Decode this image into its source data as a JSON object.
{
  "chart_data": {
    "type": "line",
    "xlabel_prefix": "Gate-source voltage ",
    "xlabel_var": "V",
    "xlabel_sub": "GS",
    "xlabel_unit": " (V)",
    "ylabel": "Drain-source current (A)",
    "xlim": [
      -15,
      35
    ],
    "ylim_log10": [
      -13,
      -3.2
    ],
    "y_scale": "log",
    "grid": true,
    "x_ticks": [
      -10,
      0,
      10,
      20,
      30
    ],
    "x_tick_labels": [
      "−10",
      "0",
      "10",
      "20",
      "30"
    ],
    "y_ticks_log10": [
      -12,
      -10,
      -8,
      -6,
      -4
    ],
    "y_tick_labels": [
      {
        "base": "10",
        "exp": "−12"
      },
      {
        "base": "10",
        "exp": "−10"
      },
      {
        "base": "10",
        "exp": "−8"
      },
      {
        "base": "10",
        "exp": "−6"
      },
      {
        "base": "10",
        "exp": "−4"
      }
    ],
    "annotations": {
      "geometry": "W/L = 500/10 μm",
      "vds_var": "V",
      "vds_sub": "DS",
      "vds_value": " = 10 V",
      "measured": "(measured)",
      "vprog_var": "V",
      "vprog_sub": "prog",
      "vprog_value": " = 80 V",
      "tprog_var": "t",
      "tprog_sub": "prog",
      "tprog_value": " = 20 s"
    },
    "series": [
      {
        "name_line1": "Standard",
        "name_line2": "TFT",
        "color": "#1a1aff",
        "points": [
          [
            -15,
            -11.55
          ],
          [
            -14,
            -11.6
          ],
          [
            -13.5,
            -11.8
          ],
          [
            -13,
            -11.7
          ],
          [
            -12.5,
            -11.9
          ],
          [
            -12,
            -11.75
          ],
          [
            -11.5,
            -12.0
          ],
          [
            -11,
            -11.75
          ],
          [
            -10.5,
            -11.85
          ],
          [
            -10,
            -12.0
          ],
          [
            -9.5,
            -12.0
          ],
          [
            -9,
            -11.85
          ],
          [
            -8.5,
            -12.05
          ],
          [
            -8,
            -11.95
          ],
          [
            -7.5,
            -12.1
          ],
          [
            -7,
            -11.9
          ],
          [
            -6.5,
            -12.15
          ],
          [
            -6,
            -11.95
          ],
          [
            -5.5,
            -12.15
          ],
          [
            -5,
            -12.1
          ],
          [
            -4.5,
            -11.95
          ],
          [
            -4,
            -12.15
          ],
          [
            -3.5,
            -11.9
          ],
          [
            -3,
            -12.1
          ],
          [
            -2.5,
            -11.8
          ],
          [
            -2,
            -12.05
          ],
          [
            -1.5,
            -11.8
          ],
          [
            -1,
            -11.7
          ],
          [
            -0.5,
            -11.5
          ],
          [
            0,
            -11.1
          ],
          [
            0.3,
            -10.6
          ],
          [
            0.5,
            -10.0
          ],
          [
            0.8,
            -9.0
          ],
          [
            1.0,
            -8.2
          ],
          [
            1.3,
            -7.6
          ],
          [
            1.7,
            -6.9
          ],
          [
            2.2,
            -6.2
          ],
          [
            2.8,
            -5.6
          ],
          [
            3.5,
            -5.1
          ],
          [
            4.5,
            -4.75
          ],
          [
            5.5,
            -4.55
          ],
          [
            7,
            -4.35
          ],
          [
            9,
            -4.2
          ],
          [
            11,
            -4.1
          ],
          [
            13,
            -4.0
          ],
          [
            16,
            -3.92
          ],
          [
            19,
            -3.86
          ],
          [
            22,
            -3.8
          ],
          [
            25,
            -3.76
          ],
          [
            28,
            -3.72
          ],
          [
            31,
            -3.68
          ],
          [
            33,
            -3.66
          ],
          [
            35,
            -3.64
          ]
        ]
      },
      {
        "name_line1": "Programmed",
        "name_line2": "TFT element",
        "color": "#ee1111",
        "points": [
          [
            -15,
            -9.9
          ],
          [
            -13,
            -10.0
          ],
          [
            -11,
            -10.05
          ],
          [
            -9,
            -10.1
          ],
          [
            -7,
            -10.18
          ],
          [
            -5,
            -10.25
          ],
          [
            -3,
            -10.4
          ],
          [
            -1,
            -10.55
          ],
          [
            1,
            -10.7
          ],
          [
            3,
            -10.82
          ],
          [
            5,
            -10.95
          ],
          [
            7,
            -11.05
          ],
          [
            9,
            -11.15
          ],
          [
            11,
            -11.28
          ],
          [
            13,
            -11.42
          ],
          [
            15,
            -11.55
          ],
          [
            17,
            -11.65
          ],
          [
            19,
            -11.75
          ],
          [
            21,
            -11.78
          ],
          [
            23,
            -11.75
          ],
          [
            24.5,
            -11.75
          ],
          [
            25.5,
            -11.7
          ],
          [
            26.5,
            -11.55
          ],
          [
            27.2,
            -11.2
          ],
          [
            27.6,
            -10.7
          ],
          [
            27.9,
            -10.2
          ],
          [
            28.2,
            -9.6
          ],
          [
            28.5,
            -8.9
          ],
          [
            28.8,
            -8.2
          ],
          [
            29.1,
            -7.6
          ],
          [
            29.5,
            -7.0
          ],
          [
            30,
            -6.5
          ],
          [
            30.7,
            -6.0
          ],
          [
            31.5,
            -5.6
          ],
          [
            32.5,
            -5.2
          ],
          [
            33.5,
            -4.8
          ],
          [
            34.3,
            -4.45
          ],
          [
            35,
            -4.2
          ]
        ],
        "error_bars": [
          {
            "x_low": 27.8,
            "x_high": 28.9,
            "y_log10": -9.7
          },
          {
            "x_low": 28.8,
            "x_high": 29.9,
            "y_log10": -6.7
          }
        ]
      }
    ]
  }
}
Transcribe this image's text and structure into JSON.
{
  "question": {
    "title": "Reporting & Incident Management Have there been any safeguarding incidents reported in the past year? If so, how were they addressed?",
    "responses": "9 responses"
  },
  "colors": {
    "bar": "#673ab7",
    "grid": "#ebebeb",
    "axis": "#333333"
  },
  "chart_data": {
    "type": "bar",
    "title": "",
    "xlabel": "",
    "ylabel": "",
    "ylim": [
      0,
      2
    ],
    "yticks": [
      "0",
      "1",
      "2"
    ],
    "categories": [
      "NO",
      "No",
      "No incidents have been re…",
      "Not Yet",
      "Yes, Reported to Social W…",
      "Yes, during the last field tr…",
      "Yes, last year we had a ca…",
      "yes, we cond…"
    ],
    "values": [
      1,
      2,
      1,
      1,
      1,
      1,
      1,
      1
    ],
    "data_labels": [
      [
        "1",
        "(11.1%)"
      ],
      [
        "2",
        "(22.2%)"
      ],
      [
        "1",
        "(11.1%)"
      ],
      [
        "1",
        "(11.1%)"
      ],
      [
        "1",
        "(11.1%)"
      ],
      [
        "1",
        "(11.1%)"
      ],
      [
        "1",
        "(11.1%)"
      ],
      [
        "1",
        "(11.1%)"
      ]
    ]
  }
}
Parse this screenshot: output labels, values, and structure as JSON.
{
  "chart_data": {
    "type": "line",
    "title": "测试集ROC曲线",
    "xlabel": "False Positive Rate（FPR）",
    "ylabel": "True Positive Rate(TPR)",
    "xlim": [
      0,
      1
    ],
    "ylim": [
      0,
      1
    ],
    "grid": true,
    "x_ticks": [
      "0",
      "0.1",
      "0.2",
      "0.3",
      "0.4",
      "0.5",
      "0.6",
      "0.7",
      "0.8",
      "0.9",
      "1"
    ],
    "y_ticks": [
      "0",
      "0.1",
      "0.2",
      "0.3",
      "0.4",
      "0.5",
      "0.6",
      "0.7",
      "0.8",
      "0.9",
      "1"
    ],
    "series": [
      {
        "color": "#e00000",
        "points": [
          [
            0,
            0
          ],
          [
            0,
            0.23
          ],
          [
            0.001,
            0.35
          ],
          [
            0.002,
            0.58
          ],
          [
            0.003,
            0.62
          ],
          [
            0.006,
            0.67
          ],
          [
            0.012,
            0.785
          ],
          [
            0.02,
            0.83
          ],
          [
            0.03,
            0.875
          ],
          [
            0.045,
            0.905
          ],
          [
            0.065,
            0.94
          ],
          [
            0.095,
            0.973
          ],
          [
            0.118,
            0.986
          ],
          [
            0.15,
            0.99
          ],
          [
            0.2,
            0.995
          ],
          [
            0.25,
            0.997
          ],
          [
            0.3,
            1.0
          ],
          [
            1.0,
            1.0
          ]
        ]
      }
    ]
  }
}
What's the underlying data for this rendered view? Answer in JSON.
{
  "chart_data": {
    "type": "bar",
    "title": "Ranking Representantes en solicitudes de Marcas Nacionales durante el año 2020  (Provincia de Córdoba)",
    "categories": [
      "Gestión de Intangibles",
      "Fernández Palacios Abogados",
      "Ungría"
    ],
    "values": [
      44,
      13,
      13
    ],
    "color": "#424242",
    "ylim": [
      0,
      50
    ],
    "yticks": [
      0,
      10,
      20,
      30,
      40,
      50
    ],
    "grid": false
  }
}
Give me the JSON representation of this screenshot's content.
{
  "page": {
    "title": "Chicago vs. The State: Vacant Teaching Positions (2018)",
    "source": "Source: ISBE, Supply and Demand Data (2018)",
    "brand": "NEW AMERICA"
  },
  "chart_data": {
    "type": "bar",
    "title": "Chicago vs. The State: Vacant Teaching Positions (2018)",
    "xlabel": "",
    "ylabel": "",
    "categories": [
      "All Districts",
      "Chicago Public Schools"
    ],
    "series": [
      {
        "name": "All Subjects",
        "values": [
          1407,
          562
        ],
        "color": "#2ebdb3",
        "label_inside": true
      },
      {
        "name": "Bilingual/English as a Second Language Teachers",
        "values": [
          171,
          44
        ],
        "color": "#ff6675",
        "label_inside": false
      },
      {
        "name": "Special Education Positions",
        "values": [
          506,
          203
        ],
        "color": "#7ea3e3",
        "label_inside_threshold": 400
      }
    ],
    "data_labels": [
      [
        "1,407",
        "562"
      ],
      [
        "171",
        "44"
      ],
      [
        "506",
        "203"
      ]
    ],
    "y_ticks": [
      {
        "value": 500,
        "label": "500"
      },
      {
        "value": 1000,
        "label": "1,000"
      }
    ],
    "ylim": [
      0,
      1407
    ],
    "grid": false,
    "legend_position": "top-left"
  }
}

Task to carry out:
Find each line in the records holding the string "been" and show it.

Correct response:
    "title": "Reporting & Incident Management Have there been any safeguarding incidents reported in the past year? If so, how were they addressed?",
      "No incidents have been re…",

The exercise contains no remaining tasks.